Task description: Work out how many lines in the listing below include the word "Ashitosh". Give nothing but the number.

Material for this exercise:

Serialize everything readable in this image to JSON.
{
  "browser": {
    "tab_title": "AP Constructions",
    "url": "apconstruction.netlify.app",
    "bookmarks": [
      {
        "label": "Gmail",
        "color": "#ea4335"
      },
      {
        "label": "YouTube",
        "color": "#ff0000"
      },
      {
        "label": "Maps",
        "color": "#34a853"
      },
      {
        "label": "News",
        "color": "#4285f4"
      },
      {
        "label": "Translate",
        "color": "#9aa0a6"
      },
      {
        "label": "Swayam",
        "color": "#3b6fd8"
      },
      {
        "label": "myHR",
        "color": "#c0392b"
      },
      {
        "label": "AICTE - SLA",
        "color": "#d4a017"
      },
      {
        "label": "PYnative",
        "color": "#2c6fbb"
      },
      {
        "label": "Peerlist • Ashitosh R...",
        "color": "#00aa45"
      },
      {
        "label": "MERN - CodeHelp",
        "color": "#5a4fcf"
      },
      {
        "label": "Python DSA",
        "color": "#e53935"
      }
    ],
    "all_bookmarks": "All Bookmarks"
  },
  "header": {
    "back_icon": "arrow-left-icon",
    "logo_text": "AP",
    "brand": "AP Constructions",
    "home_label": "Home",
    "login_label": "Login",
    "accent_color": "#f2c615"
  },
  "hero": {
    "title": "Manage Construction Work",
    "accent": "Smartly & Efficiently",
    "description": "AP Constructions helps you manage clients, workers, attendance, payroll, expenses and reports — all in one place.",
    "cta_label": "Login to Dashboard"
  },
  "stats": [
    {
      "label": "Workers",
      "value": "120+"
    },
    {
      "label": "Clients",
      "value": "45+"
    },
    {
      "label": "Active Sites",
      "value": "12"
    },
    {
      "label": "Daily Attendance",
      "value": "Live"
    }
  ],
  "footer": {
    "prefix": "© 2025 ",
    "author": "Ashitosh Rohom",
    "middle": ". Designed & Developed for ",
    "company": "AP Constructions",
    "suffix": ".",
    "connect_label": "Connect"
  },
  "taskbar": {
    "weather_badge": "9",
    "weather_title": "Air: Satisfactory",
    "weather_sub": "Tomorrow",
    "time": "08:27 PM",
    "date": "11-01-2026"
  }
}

Solution: 2